**Extract to read**.
Fierce Healthcare: (1/26) – Calls are mounting among industry and legislators for a federal investigation into potential price gouging by nurse staffing agencies that have found their services in high demand throughout the COVID-19 pandemic. Tuesday, a bipartisan group of almost 200 lawmakers penned a letter to White House COVID-19 Response Team Coordinator Jeffrey Zients asking the official “to enlist one or more” federal agencies to open an investigation into potential anti-competitive activity or violation of consumer protection laws.
Fierce Healthcare: (1/26) – The number of accountable care organizations participating in the Medicare Shared Savings Program (MSSP) modestly increased to 483 this year compared with 477 for 2021, sparking new worries from advocates over the future of the program. But the number of beneficiaries who are cared for by an ACO continues to grow. As of Jan. 1, 2022, more than 11 million Medicare beneficiaries get care from a provider in an MSSP ACO, up by 340,000 (3 percent) from 2021, CMS' analysis said.
Fierce Healthcare: (1/25) – A Wisconsin judge has lifted a temporary restraining order that prevented Ascension from hiring seven technicians and nurses previously employed at ThedaCare, an eight-hospital system that said losing the staff would impede its trauma victim care. ThedaCare initially told a county circuit court judge that Ascension had recruited the majority of its interventional radiology and cardiovascular team and “set the stage for their simultaneous departure.”
Modern Healthcare: (1/25) – KPMG surveyed more than 300 health care executives and found that 70 percent expect to increase their merger and acquisition activity this year. More than half of private equity investors in those sectors reported they plan to participate in at least 10 percent more deals than during 2021, a year heavily impacted by the ongoing COVID-19 pandemic.According to KMPG, there were 1,839 healthcare and life sciences deals in 2021, up 13.7 percent from 2020 and 19.2 percent from 2019, the year before the pandemic began. Deals per quarter averaged 460 in 2021 compared with 405 in 2020 and 385 in 2019.

**Excerpted data**.

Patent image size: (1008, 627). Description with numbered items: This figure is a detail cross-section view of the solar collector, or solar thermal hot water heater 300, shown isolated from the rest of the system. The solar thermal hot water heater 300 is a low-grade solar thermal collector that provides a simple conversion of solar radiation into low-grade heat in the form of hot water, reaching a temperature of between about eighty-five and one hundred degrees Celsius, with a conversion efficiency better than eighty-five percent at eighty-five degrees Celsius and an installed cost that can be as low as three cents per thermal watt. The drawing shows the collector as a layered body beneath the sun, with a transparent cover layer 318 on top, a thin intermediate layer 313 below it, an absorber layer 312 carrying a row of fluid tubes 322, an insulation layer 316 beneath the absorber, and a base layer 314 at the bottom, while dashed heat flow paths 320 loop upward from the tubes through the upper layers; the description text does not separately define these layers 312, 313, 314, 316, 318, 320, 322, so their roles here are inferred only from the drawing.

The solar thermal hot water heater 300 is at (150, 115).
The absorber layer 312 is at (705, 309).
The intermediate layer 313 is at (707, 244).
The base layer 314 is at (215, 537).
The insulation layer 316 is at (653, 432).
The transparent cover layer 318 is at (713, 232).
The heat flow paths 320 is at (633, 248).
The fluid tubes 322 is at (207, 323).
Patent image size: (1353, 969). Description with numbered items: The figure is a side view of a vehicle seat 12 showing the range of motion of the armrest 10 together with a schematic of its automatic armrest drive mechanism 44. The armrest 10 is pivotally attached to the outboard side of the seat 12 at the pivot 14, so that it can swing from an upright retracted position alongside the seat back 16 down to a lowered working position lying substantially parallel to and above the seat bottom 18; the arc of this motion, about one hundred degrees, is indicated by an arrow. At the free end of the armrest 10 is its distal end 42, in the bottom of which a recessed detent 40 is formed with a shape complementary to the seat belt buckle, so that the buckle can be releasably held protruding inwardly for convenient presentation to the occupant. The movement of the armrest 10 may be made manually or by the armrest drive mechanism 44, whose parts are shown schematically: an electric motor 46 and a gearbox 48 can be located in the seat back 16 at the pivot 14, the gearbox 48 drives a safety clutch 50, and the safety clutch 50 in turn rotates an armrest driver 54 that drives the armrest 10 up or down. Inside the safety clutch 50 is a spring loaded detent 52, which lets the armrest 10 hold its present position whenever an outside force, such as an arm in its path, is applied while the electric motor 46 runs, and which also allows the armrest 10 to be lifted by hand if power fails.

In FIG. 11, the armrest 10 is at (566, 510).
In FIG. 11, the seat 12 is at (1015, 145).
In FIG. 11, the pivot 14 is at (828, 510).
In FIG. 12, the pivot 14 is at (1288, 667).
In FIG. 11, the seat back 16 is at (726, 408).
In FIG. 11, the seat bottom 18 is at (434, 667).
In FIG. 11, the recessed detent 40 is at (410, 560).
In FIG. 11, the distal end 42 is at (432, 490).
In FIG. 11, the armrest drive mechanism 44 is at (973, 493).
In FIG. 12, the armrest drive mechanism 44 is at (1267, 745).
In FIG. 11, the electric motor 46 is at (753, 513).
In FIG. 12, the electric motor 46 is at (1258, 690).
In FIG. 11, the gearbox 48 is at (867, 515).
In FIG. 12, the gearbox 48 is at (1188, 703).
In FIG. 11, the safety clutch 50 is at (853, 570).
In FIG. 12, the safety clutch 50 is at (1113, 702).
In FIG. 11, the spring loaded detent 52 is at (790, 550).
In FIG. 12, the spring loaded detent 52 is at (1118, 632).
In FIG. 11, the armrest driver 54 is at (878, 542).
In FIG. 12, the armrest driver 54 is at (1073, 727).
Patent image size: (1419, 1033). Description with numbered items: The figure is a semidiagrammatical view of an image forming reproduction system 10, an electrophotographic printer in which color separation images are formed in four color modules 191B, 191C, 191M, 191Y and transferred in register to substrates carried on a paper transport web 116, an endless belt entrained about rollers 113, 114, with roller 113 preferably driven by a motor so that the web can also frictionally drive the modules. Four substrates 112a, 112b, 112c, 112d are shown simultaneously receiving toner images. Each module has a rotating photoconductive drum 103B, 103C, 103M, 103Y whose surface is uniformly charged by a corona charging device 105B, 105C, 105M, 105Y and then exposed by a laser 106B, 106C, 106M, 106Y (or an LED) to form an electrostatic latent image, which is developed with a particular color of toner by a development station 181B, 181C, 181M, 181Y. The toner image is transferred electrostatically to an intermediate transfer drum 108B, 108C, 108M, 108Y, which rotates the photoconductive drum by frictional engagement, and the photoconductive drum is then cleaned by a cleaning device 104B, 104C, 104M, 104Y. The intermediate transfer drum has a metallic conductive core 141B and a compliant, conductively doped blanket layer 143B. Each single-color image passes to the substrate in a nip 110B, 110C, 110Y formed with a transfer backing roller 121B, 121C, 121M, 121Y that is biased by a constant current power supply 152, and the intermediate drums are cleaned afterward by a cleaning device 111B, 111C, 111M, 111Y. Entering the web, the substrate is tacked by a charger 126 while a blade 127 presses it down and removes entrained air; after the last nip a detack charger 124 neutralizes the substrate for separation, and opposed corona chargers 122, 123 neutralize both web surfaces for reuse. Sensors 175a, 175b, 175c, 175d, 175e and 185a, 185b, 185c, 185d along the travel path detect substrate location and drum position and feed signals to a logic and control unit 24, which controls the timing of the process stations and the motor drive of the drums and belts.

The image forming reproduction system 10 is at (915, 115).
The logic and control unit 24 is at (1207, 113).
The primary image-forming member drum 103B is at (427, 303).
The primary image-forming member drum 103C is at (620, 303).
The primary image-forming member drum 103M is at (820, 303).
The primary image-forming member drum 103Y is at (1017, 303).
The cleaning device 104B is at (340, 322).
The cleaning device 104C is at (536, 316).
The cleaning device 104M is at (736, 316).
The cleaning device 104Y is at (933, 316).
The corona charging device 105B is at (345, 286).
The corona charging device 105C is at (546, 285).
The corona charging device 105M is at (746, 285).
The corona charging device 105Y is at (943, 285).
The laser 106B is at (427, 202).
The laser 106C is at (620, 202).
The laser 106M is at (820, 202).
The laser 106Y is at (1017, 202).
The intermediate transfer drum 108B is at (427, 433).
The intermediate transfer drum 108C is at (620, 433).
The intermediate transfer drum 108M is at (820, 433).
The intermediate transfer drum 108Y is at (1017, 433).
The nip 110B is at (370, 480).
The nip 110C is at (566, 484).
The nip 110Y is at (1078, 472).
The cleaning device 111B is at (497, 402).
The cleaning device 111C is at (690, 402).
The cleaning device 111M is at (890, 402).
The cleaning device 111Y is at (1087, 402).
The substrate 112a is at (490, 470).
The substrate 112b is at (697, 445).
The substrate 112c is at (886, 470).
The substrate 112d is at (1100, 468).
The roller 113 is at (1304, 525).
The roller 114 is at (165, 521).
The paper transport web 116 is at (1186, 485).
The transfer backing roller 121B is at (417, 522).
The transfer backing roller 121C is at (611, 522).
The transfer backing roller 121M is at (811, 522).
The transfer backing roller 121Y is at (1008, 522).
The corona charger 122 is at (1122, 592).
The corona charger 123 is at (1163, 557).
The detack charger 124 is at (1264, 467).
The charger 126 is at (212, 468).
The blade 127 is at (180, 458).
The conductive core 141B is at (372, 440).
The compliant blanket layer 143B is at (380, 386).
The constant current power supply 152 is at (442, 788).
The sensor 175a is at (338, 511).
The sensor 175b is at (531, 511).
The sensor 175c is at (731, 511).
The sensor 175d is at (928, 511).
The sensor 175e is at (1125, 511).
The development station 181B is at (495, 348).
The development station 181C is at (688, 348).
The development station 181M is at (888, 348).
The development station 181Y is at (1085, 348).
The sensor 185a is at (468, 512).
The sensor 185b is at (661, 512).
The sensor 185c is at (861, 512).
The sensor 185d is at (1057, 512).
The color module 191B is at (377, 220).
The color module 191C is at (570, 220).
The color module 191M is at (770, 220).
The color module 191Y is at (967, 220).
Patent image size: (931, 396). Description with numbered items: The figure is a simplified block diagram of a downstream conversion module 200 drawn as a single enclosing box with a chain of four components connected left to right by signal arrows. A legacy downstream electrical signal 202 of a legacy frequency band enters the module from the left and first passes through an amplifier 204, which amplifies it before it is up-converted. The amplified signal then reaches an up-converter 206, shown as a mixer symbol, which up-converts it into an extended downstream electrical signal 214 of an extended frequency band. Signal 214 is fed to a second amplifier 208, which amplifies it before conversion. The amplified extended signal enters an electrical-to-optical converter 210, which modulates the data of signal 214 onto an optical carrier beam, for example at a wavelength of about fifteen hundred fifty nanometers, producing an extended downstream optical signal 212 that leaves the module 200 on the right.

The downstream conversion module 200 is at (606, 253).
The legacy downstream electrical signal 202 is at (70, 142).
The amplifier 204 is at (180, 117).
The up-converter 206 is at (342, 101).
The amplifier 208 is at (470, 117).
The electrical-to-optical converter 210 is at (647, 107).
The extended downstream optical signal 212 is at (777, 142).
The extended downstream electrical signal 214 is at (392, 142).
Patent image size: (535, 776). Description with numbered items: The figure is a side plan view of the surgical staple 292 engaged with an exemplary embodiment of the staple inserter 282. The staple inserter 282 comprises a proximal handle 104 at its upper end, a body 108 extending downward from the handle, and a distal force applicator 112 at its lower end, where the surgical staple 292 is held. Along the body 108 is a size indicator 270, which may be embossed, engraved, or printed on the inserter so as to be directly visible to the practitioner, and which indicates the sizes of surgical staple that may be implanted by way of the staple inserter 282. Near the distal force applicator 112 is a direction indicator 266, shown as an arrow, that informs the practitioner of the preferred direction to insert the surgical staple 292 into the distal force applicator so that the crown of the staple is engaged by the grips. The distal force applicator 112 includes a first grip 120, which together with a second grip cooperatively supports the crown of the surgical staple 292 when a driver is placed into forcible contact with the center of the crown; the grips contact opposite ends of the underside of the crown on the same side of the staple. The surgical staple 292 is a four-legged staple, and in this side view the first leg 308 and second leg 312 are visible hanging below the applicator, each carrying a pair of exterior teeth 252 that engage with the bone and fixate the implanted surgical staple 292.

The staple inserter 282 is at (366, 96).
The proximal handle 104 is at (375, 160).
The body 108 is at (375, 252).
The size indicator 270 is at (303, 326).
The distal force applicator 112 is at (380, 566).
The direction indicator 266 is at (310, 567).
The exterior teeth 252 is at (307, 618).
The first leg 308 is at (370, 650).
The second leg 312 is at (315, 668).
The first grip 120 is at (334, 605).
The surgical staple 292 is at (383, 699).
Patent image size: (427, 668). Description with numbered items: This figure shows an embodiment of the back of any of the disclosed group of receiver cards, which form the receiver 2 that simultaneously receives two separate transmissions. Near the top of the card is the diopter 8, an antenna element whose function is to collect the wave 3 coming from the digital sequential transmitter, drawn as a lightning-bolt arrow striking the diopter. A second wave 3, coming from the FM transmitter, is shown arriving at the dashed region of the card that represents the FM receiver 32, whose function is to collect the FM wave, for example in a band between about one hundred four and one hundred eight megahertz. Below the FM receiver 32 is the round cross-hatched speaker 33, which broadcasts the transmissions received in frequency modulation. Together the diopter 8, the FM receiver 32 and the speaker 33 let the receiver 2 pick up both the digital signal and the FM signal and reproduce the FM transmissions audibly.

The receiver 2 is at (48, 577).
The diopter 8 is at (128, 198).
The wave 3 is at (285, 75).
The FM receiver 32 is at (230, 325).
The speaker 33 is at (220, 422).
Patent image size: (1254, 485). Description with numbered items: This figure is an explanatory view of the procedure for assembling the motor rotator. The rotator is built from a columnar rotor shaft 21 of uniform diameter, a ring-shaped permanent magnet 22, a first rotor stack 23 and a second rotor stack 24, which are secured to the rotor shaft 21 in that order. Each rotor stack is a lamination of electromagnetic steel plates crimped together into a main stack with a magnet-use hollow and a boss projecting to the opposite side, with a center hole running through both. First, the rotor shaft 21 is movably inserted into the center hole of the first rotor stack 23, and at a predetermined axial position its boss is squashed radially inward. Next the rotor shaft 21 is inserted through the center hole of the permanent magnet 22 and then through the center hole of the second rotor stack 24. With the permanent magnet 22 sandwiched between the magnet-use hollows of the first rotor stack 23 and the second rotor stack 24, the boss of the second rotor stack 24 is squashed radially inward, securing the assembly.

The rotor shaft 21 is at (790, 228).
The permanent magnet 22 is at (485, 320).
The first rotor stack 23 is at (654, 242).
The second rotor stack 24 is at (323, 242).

**Prompt 1**. According to the health care news briefs, how many accountable care organizations participate in the Medicare Shared Savings Program this year?
**Prompt 2**. Please carry on the health care news briefs, picking up after their final sentence.

**Written response 1**. 483

**Written response 2**.
Axios: (1/25) – Mass General Brigham must submit a plan to lower rising costs that stem from the hospital system's expensive care, the Massachusetts Health Policy Commission said. Mass General Brigham — the dominant, tax-exempt academic hospital organization in Massachusetts with $16 billion of annual revenue — has the highest prices in the state.The system's market power has led to residents paying a lot more in health insurance premiums and taxes, and that higher spending "raises significant concerns" and is "likely to continue to impact the state's ability to meet" a benchmark of lower cost growth, the commission said.
Milbank Memorial Fund: (1/24) – In 1981, researchers developed a model that breaks down the concept of primary care access into five factors: availability of primary care clinicians; geographic access; appointment availability and hours; affordability; and comfort and communication between patient and clinician. The authors of this report reviewed the research literature to assess the evidence supporting whether policy initiatives targeting primary care access in each of these five dimensions have been effective in reducing health care disparities.